Locate each line of the material that contains "имеет", then return it.

^^^^

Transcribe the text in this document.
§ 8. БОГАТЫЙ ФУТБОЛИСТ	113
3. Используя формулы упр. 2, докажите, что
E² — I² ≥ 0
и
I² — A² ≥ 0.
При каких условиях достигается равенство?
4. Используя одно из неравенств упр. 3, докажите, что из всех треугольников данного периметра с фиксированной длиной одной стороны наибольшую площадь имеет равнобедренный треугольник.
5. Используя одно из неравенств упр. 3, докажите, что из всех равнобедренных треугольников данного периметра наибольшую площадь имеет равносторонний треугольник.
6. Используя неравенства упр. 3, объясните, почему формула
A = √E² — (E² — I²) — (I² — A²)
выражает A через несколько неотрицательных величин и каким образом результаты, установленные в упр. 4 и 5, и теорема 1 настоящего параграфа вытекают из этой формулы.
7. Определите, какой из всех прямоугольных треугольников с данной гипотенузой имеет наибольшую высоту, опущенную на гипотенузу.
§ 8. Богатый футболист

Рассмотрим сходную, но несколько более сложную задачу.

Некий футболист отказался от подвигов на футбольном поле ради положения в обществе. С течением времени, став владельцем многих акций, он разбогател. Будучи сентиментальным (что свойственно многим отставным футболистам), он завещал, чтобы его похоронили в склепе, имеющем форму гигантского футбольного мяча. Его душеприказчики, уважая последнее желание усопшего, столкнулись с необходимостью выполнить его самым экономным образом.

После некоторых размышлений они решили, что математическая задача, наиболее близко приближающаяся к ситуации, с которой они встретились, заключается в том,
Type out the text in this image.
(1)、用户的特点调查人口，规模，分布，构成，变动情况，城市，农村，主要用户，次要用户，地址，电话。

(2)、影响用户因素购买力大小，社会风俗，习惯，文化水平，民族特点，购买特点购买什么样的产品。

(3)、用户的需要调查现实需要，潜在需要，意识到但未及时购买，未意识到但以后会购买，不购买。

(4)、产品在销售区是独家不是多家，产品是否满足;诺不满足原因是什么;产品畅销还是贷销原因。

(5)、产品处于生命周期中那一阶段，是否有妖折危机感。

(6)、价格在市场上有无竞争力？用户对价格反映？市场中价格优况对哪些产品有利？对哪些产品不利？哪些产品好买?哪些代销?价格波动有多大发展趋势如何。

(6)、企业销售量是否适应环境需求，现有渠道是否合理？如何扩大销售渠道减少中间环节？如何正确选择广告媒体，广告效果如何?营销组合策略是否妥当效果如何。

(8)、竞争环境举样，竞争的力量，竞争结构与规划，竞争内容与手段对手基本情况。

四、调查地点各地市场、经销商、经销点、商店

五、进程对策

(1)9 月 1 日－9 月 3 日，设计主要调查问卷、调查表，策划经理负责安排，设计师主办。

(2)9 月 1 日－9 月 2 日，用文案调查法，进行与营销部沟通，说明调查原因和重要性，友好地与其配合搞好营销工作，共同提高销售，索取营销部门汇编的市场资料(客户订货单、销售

^^^^

_Answer to this problem_
4. Используя одно из неравенств упр. 3, докажите, что из всех треугольников данного периметра с фиксированной длиной одной стороны наибольшую площадь имеет равнобедренный треугольник.
5. Используя одно из неравенств упр. 3, докажите, что из всех равнобедренных треугольников данного периметра наибольшую площадь имеет равносторонний треугольник.
7. Определите, какой из всех прямоугольных треугольников с данной гипотенузой имеет наибольшую высоту, опущенную на гипотенузу.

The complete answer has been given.